▶ [Task to carry out]: Below are some entries. Output each one exactly as it appears.

*****

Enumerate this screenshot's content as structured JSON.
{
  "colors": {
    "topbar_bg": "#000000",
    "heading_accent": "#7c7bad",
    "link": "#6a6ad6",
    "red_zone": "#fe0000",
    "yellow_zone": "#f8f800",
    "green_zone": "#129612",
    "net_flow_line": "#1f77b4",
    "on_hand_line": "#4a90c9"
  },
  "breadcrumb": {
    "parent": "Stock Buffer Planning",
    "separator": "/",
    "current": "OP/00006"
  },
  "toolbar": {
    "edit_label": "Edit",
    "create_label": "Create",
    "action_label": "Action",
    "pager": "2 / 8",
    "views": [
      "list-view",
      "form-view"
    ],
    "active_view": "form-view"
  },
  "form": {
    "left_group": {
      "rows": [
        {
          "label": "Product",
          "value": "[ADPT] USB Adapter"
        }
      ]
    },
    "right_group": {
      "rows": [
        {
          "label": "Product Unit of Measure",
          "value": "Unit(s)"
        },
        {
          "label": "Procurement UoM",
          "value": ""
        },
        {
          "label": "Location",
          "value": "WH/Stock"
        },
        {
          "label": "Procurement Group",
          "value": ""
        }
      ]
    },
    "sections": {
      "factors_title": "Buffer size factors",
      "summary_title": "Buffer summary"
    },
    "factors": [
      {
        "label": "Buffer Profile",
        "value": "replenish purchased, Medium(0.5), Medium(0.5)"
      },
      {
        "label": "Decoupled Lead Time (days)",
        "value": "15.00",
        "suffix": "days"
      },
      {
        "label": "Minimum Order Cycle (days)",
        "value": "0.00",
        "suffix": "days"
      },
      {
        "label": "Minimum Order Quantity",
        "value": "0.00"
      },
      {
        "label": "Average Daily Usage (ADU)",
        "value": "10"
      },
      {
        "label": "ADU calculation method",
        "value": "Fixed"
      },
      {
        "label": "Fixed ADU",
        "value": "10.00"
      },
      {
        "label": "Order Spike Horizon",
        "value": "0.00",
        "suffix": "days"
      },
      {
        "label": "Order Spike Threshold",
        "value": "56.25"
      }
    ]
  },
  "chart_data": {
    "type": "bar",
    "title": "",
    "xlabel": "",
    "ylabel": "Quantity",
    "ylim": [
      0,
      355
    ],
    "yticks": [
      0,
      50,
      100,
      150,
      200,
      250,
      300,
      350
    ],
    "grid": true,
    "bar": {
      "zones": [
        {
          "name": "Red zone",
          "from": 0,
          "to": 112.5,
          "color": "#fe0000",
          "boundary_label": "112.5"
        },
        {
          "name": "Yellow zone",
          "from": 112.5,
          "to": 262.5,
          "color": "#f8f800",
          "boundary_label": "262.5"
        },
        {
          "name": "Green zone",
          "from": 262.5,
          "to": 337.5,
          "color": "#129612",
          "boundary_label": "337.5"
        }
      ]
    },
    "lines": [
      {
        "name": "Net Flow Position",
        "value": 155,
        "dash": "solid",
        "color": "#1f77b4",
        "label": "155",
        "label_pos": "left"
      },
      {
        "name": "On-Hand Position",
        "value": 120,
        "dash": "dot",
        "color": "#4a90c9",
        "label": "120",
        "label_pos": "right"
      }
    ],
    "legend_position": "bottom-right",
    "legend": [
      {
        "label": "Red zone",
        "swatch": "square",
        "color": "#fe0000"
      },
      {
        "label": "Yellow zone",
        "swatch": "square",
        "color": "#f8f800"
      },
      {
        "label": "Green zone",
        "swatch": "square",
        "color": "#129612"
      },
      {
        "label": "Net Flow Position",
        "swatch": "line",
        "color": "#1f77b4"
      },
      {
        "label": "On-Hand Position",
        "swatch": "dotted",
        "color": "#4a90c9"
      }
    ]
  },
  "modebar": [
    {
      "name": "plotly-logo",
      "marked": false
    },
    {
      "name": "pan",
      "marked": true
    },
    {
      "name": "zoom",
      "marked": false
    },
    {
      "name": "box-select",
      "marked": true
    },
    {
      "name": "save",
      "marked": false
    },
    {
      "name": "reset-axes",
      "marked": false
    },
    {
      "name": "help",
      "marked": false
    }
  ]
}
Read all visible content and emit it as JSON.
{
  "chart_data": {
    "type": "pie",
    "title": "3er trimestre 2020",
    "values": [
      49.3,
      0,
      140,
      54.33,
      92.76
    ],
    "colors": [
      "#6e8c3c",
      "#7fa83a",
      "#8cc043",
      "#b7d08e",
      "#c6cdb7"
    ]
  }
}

*****

▶ [Exercise output]:
Enumerate this screenshot's content as structured JSON.
{
  "colors": {
    "topbar_bg": "#000000",
    "heading_accent": "#7c7bad",
    "link": "#6a6ad6",
    "red_zone": "#fe0000",
    "yellow_zone": "#f8f800",
    "green_zone": "#129612",
    "net_flow_line": "#1f77b4",
    "on_hand_line": "#4a90c9"
  },
  "breadcrumb": {
    "parent": "Stock Buffer Planning",
    "separator": "/",
    "current": "OP/00006"
  },
  "toolbar": {
    "edit_label": "Edit",
    "create_label": "Create",
    "action_label": "Action",
    "pager": "2 / 8",
    "views": [
      "list-view",
      "form-view"
    ],
    "active_view": "form-view"
  },
  "form": {
    "left_group": {
      "rows": [
        {
          "label": "Product",
          "value": "[ADPT] USB Adapter"
        }
      ]
    },
    "right_group": {
      "rows": [
        {
          "label": "Product Unit of Measure",
          "value": "Unit(s)"
        },
        {
          "label": "Procurement UoM",
          "value": ""
        },
        {
          "label": "Location",
          "value": "WH/Stock"
        },
        {
          "label": "Procurement Group",
          "value": ""
        }
      ]
    },
    "sections": {
      "factors_title": "Buffer size factors",
      "summary_title": "Buffer summary"
    },
    "factors": [
      {
        "label": "Buffer Profile",
        "value": "replenish purchased, Medium(0.5), Medium(0.5)"
      },
      {
        "label": "Decoupled Lead Time (days)",
        "value": "15.00",
        "suffix": "days"
      },
      {
        "label": "Minimum Order Cycle (days)",
        "value": "0.00",
        "suffix": "days"
      },
      {
        "label": "Minimum Order Quantity",
        "value": "0.00"
      },
      {
        "label": "Average Daily Usage (ADU)",
        "value": "10"
      },
      {
        "label": "ADU calculation method",
        "value": "Fixed"
      },
      {
        "label": "Fixed ADU",
        "value": "10.00"
      },
      {
        "label": "Order Spike Horizon",
        "value": "0.00",
        "suffix": "days"
      },
      {
        "label": "Order Spike Threshold",
        "value": "56.25"
      }
    ]
  },
  "chart_data": {
    "type": "bar",
    "title": "",
    "xlabel": "",
    "ylabel": "Quantity",
    "ylim": [
      0,
      355
    ],
    "yticks": [
      0,
      50,
      100,
      150,
      200,
      250,
      300,
      350
    ],
    "grid": true,
    "bar": {
      "zones": [
        {
          "name": "Red zone",
          "from": 0,
          "to": 112.5,
          "color": "#fe0000",
          "boundary_label": "112.5"
        },
        {
          "name": "Yellow zone",
          "from": 112.5,
          "to": 262.5,
          "color": "#f8f800",
          "boundary_label": "262.5"
        },
        {
          "name": "Green zone",
          "from": 262.5,
          "to": 337.5,
          "color": "#129612",
          "boundary_label": "337.5"
        }
      ]
    },
    "lines": [
      {
        "name": "Net Flow Position",
        "value": 155,
        "dash": "solid",
        "color": "#1f77b4",
        "label": "155",
        "label_pos": "left"
      },
      {
        "name": "On-Hand Position",
        "value": 120,
        "dash": "dot",
        "color": "#4a90c9",
        "label": "120",
        "label_pos": "right"
      }
    ],
    "legend_position": "bottom-right",
    "legend": [
      {
        "label": "Red zone",
        "swatch": "square",
        "color": "#fe0000"
      },
      {
        "label": "Yellow zone",
        "swatch": "square",
        "color": "#f8f800"
      },
      {
        "label": "Green zone",
        "swatch": "square",
        "color": "#129612"
      },
      {
        "label": "Net Flow Position",
        "swatch": "line",
        "color": "#1f77b4"
      },
      {
        "label": "On-Hand Position",
        "swatch": "dotted",
        "color": "#4a90c9"
      }
    ]
  },
  "modebar": [
    {
      "name": "plotly-logo",
      "marked": false
    },
    {
      "name": "pan",
      "marked": true
    },
    {
      "name": "zoom",
      "marked": false
    },
    {
      "name": "box-select",
      "marked": true
    },
    {
      "name": "save",
      "marked": false
    },
    {
      "name": "reset-axes",
      "marked": false
    },
    {
      "name": "help",
      "marked": false
    }
  ]
}
Read all visible content and emit it as JSON.
{
  "chart_data": {
    "type": "pie",
    "title": "3er trimestre 2020",
    "values": [
      49.3,
      0,
      140,
      54.33,
      92.76
    ],
    "colors": [
      "#6e8c3c",
      "#7fa83a",
      "#8cc043",
      "#b7d08e",
      "#c6cdb7"
    ]
  }
}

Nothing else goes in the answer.